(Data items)
(begin)
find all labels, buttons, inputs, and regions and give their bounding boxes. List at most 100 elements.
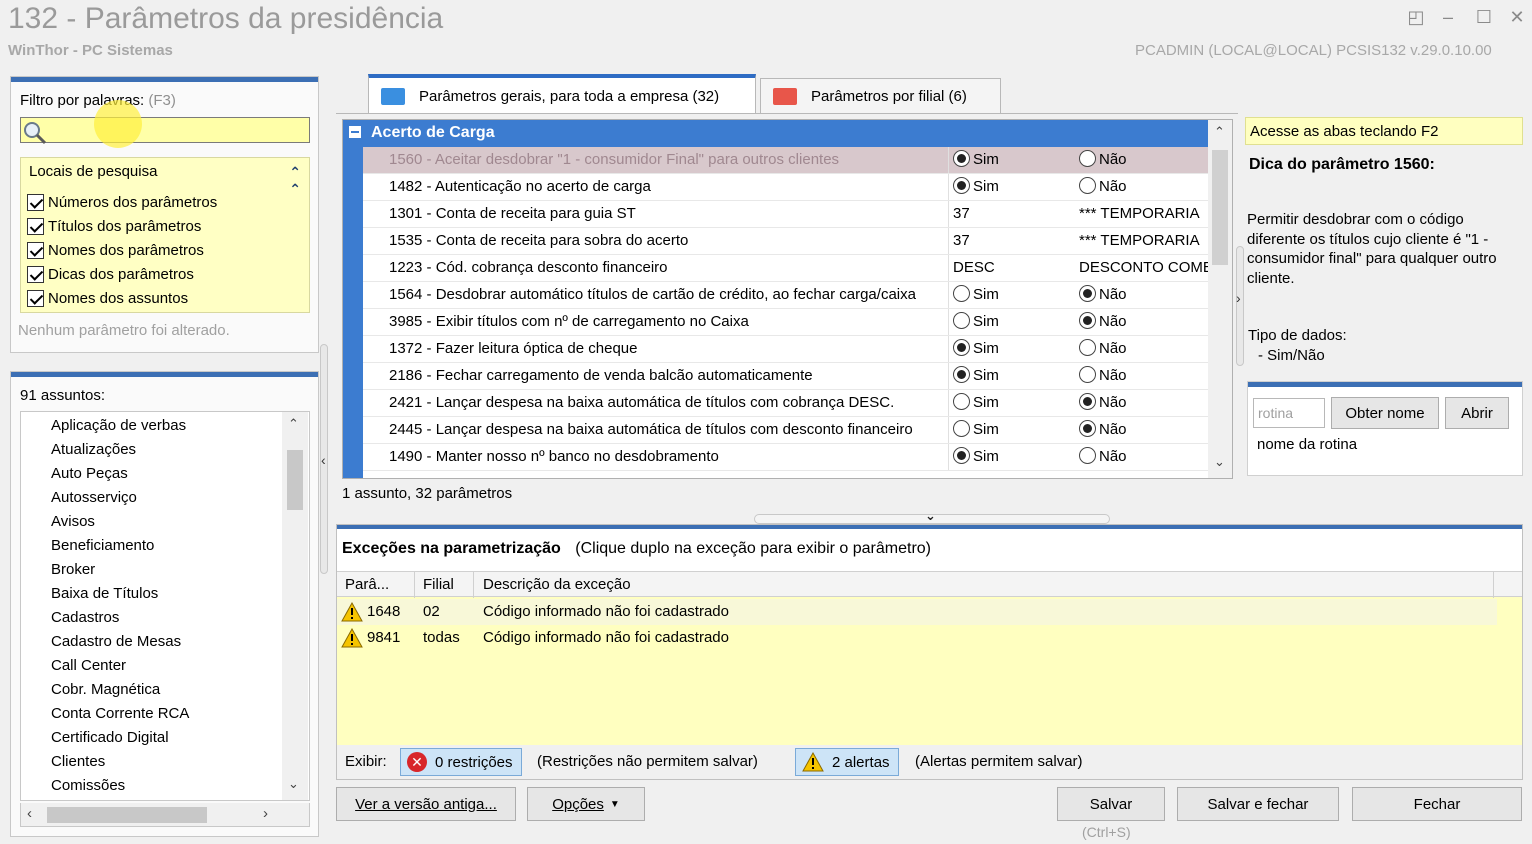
collapse-bottom-icon[interactable]: ⌄ [925, 508, 936, 524]
restrictions-toggle[interactable]: ✕ 0 restrições [400, 748, 522, 776]
radio-button[interactable] [1079, 285, 1096, 302]
yes-option[interactable]: Sim [948, 444, 1073, 470]
scrollbar-thumb[interactable] [287, 450, 303, 510]
column-header[interactable]: Filial [423, 576, 454, 593]
checkbox-checked-icon[interactable] [27, 265, 44, 283]
right-splitter[interactable] [1236, 246, 1244, 366]
yes-option[interactable]: Sim [948, 282, 1073, 308]
parameter-row[interactable]: 1564 - Desdobrar automático títulos de c… [363, 282, 1208, 309]
scroll-up-icon[interactable]: ⌃ [288, 416, 299, 432]
subjects-horizontal-scrollbar[interactable]: ‹ › [20, 803, 310, 827]
yes-option[interactable]: Sim [948, 390, 1073, 416]
radio-button[interactable] [953, 177, 970, 194]
subject-item[interactable]: Avisos [51, 510, 95, 534]
collapse-icon[interactable]: ⌃ ⌃ [289, 164, 301, 198]
parameter-code[interactable]: 37 [948, 228, 1073, 254]
radio-button[interactable] [1079, 177, 1096, 194]
radio-button[interactable] [953, 447, 970, 464]
radio-button[interactable] [953, 150, 970, 167]
checkbox-checked-icon[interactable] [27, 193, 44, 211]
save-and-close-button[interactable]: Salvar e fechar [1177, 787, 1339, 821]
subjects-vertical-scrollbar[interactable]: ⌃ ⌄ [282, 412, 308, 800]
subject-item[interactable]: Baixa de Títulos [51, 582, 158, 606]
collapse-right-icon[interactable]: › [1236, 290, 1241, 306]
no-option[interactable]: Não [1075, 147, 1208, 173]
radio-button[interactable] [1079, 393, 1096, 410]
radio-button[interactable] [953, 420, 970, 437]
scrollbar-thumb[interactable] [1212, 150, 1228, 265]
scroll-right-icon[interactable]: › [263, 805, 268, 822]
subject-item[interactable]: Atualizações [51, 438, 136, 462]
parameter-row[interactable]: 1301 - Conta de receita para guia ST 37··… [363, 201, 1208, 228]
parameter-row[interactable]: 1490 - Manter nosso nº banco no desdobra… [363, 444, 1208, 471]
group-header[interactable]: Acerto de Carga [343, 120, 1208, 147]
no-option[interactable]: Não [1075, 444, 1208, 470]
subjects-list[interactable]: Aplicação de verbas Atualizações Auto Pe… [20, 411, 310, 801]
column-divider[interactable] [1493, 572, 1494, 598]
subject-item[interactable]: Conta Corrente RCA [51, 702, 189, 726]
filter-input[interactable] [20, 117, 310, 143]
get-name-button[interactable]: Obter nome [1331, 397, 1439, 429]
radio-button[interactable] [1079, 447, 1096, 464]
yes-option[interactable]: Sim [948, 309, 1073, 335]
parameter-code[interactable]: DESC [948, 255, 1073, 281]
tab-general-params[interactable]: Parâmetros gerais, para toda a empresa (… [368, 74, 756, 114]
collapse-left-icon[interactable]: ‹ [321, 452, 326, 468]
radio-button[interactable] [953, 393, 970, 410]
save-button[interactable]: Salvar [1057, 787, 1165, 821]
subject-item[interactable]: Aplicação de verbas [51, 414, 186, 438]
radio-button[interactable] [953, 339, 970, 356]
checkbox-checked-icon[interactable] [27, 217, 44, 235]
radio-button[interactable] [1079, 420, 1096, 437]
scroll-down-icon[interactable]: ⌄ [288, 776, 299, 792]
column-divider[interactable] [473, 572, 474, 598]
routine-input[interactable] [1253, 398, 1325, 428]
minimize-icon[interactable]: – [1436, 6, 1460, 28]
subject-item[interactable]: Autosserviço [51, 486, 137, 510]
radio-button[interactable] [953, 285, 970, 302]
checkbox-checked-icon[interactable] [27, 289, 44, 307]
subject-item[interactable]: Comissões [51, 774, 125, 798]
subject-item[interactable]: Call Center [51, 654, 126, 678]
bottom-splitter[interactable]: ⌄ [754, 508, 1110, 524]
column-header[interactable]: Descrição da exceção [483, 576, 631, 593]
collapse-group-icon[interactable] [349, 126, 361, 138]
parameter-row[interactable]: 1372 - Fazer leitura óptica de cheque Sim… [363, 336, 1208, 363]
no-option[interactable]: Não [1075, 417, 1208, 443]
parameters-grid[interactable]: Acerto de Carga 1560 - Aceitar desdobrar… [342, 119, 1233, 479]
close-icon[interactable]: ✕ [1505, 6, 1529, 28]
yes-option[interactable]: Sim [948, 147, 1073, 173]
subject-item[interactable]: Cadastro de Mesas [51, 630, 181, 654]
location-checkbox[interactable]: Títulos dos parâmetros [27, 215, 201, 237]
exception-row[interactable]: 1648 02 Código informado não foi cadastr… [337, 599, 1497, 625]
radio-button[interactable] [1079, 366, 1096, 383]
no-option[interactable]: Não [1075, 174, 1208, 200]
parameter-row[interactable]: 1223 - Cód. cobrança desconto financeiro… [363, 255, 1208, 282]
old-version-button[interactable]: Ver a versão antiga... [336, 787, 516, 821]
parameter-row[interactable]: 1482 - Autenticação no acerto de carga Si… [363, 174, 1208, 201]
radio-button[interactable] [1079, 312, 1096, 329]
radio-button[interactable] [1079, 150, 1096, 167]
scrollbar-thumb[interactable] [47, 807, 207, 823]
exceptions-table[interactable]: Parâ... Filial Descrição da exceção 1648… [337, 571, 1522, 745]
scroll-up-icon[interactable]: ⌃ [1214, 124, 1225, 140]
no-option[interactable]: Não [1075, 390, 1208, 416]
radio-button[interactable] [953, 312, 970, 329]
subject-item[interactable]: Clientes [51, 750, 105, 774]
column-header[interactable]: Parâ... [345, 576, 389, 593]
subject-item[interactable]: Auto Peças [51, 462, 128, 486]
parameter-row[interactable]: 2445 - Lançar despesa na baixa automátic… [363, 417, 1208, 444]
no-option[interactable]: Não [1075, 309, 1208, 335]
no-option[interactable]: Não [1075, 282, 1208, 308]
subject-item[interactable]: Cobr. Magnética [51, 678, 160, 702]
subject-item[interactable]: Broker [51, 558, 95, 582]
subject-item[interactable]: Beneficiamento [51, 534, 154, 558]
parameter-row[interactable]: 1560 - Aceitar desdobrar "1 - consumidor… [363, 147, 1208, 174]
location-checkbox[interactable]: Nomes dos assuntos [27, 287, 188, 309]
no-option[interactable]: Não [1075, 336, 1208, 362]
parameter-row[interactable]: 2186 - Fechar carregamento de venda balc… [363, 363, 1208, 390]
scroll-down-icon[interactable]: ⌄ [1214, 454, 1225, 470]
radio-button[interactable] [1079, 339, 1096, 356]
grid-vertical-scrollbar[interactable]: ⌃ ⌄ [1208, 120, 1232, 478]
yes-option[interactable]: Sim [948, 336, 1073, 362]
(end)
- Description of the task: Set out every line of the rows above as a numbered list, omitting blank lines and leaving out the pictures.

- Output of the exercise:
1. find all labels, buttons, inputs, and regions and give their bounding boxes. List at most 100 elements.
2. collapse-bottom-icon[interactable]: ⌄ [925, 508, 936, 524]
3. restrictions-toggle[interactable]: ✕ 0 restrições [400, 748, 522, 776]
4. radio-button[interactable] [1079, 285, 1096, 302]
5. yes-option[interactable]: Sim [948, 444, 1073, 470]
6. scrollbar-thumb[interactable] [287, 450, 303, 510]
7. column-header[interactable]: Filial [423, 576, 454, 593]
8. checkbox-checked-icon[interactable] [27, 265, 44, 283]
9. right-splitter[interactable] [1236, 246, 1244, 366]
10. yes-option[interactable]: Sim [948, 282, 1073, 308]
11. parameter-row[interactable]: 1564 - Desdobrar automático títulos de c… [363, 282, 1208, 309]
12. scroll-up-icon[interactable]: ⌃ [288, 416, 299, 432]
13. subjects-horizontal-scrollbar[interactable]: ‹ › [20, 803, 310, 827]
14. yes-option[interactable]: Sim [948, 390, 1073, 416]
15. radio-button[interactable] [953, 177, 970, 194]
16. subject-item[interactable]: Avisos [51, 510, 95, 534]
17. collapse-icon[interactable]: ⌃ ⌃ [289, 164, 301, 198]
18. parameter-code[interactable]: 37 [948, 228, 1073, 254]
19. radio-button[interactable] [1079, 177, 1096, 194]
20. radio-button[interactable] [953, 447, 970, 464]
21. radio-button[interactable] [953, 150, 970, 167]
22. checkbox-checked-icon[interactable] [27, 193, 44, 211]
23. save-and-close-button[interactable]: Salvar e fechar [1177, 787, 1339, 821]
24. subjects-vertical-scrollbar[interactable]: ⌃ ⌄ [282, 412, 308, 800]
25. subject-item[interactable]: Baixa de Títulos [51, 582, 158, 606]
26. collapse-right-icon[interactable]: › [1236, 290, 1241, 306]
27. no-option[interactable]: Não [1075, 147, 1208, 173]
28. radio-button[interactable] [1079, 393, 1096, 410]
29. radio-button[interactable] [953, 420, 970, 437]
30. scrollbar-thumb[interactable] [1212, 150, 1228, 265]
31. scroll-right-icon[interactable]: › [263, 805, 268, 822]
32. subject-item[interactable]: Atualizações [51, 438, 136, 462]
33. parameter-row[interactable]: 1301 - Conta de receita para guia ST 37··… [363, 201, 1208, 228]
34. parameter-row[interactable]: 1490 - Manter nosso nº banco no desdobra… [363, 444, 1208, 471]
35. group-header[interactable]: Acerto de Carga [343, 120, 1208, 147]
36. no-option[interactable]: Não [1075, 444, 1208, 470]
37. subjects-list[interactable]: Aplicação de verbas Atualizações Auto Pe… [20, 411, 310, 801]
38. column-divider[interactable] [1493, 572, 1494, 598]
39. subject-item[interactable]: Conta Corrente RCA [51, 702, 189, 726]
40. filter-input[interactable] [20, 117, 310, 143]
41. get-name-button[interactable]: Obter nome [1331, 397, 1439, 429]
42. radio-button[interactable] [1079, 447, 1096, 464]
43. yes-option[interactable]: Sim [948, 309, 1073, 335]
44. parameter-code[interactable]: DESC [948, 255, 1073, 281]
45. tab-general-params[interactable]: Parâmetros gerais, para toda a empresa (… [368, 74, 756, 114]
46. collapse-left-icon[interactable]: ‹ [321, 452, 326, 468]
47. radio-button[interactable] [953, 393, 970, 410]
48. save-button[interactable]: Salvar [1057, 787, 1165, 821]
49. subject-item[interactable]: Aplicação de verbas [51, 414, 186, 438]
50. radio-button[interactable] [953, 339, 970, 356]
51. checkbox-checked-icon[interactable] [27, 217, 44, 235]
52. radio-button[interactable] [1079, 420, 1096, 437]
53. scroll-down-icon[interactable]: ⌄ [288, 776, 299, 792]
54. column-divider[interactable] [473, 572, 474, 598]
55. routine-input[interactable] [1253, 398, 1325, 428]
56. minimize-icon[interactable]: – [1436, 6, 1460, 28]
57. subject-item[interactable]: Autosserviço [51, 486, 137, 510]
58. radio-button[interactable] [953, 285, 970, 302]
59. checkbox-checked-icon[interactable] [27, 289, 44, 307]
60. subject-item[interactable]: Comissões [51, 774, 125, 798]
61. subject-item[interactable]: Call Center [51, 654, 126, 678]
62. bottom-splitter[interactable]: ⌄ [754, 508, 1110, 524]
63. column-header[interactable]: Descrição da exceção [483, 576, 631, 593]
64. collapse-group-icon[interactable] [349, 126, 361, 138]
65. parameter-row[interactable]: 1372 - Fazer leitura óptica de cheque Sim… [363, 336, 1208, 363]
66. no-option[interactable]: Não [1075, 417, 1208, 443]
67. parameters-grid[interactable]: Acerto de Carga 1560 - Aceitar desdobrar… [342, 119, 1233, 479]
68. close-icon[interactable]: ✕ [1505, 6, 1529, 28]
69. yes-option[interactable]: Sim [948, 147, 1073, 173]
70. subject-item[interactable]: Cadastro de Mesas [51, 630, 181, 654]
71. location-checkbox[interactable]: Títulos dos parâmetros [27, 215, 201, 237]
72. exception-row[interactable]: 1648 02 Código informado não foi cadastr… [337, 599, 1497, 625]
73. radio-button[interactable] [1079, 366, 1096, 383]
74. no-option[interactable]: Não [1075, 174, 1208, 200]
75. parameter-row[interactable]: 1223 - Cód. cobrança desconto financeiro… [363, 255, 1208, 282]
76. old-version-button[interactable]: Ver a versão antiga... [336, 787, 516, 821]
77. parameter-row[interactable]: 1482 - Autenticação no acerto de carga Si… [363, 174, 1208, 201]
78. radio-button[interactable] [1079, 312, 1096, 329]
79. radio-button[interactable] [1079, 150, 1096, 167]
80. scrollbar-thumb[interactable] [47, 807, 207, 823]
81. exceptions-table[interactable]: Parâ... Filial Descrição da exceção 1648… [337, 571, 1522, 745]
82. scroll-up-icon[interactable]: ⌃ [1214, 124, 1225, 140]
83. no-option[interactable]: Não [1075, 390, 1208, 416]
84. radio-button[interactable] [953, 312, 970, 329]
85. subject-item[interactable]: Clientes [51, 750, 105, 774]
86. column-header[interactable]: Parâ... [345, 576, 389, 593]
87. subject-item[interactable]: Auto Peças [51, 462, 128, 486]
88. parameter-row[interactable]: 2445 - Lançar despesa na baixa automátic… [363, 417, 1208, 444]
89. no-option[interactable]: Não [1075, 309, 1208, 335]
90. no-option[interactable]: Não [1075, 282, 1208, 308]
91. subject-item[interactable]: Cobr. Magnética [51, 678, 160, 702]
92. subject-item[interactable]: Broker [51, 558, 95, 582]
93. subject-item[interactable]: Beneficiamento [51, 534, 154, 558]
94. parameter-row[interactable]: 1560 - Aceitar desdobrar "1 - consumidor… [363, 147, 1208, 174]
95. location-checkbox[interactable]: Nomes dos assuntos [27, 287, 188, 309]
96. no-option[interactable]: Não [1075, 336, 1208, 362]
97. parameter-row[interactable]: 2186 - Fechar carregamento de venda balc… [363, 363, 1208, 390]
98. scroll-down-icon[interactable]: ⌄ [1214, 454, 1225, 470]
99. radio-button[interactable] [1079, 339, 1096, 356]
100. grid-vertical-scrollbar[interactable]: ⌃ ⌄ [1208, 120, 1232, 478]
101. yes-option[interactable]: Sim [948, 336, 1073, 362]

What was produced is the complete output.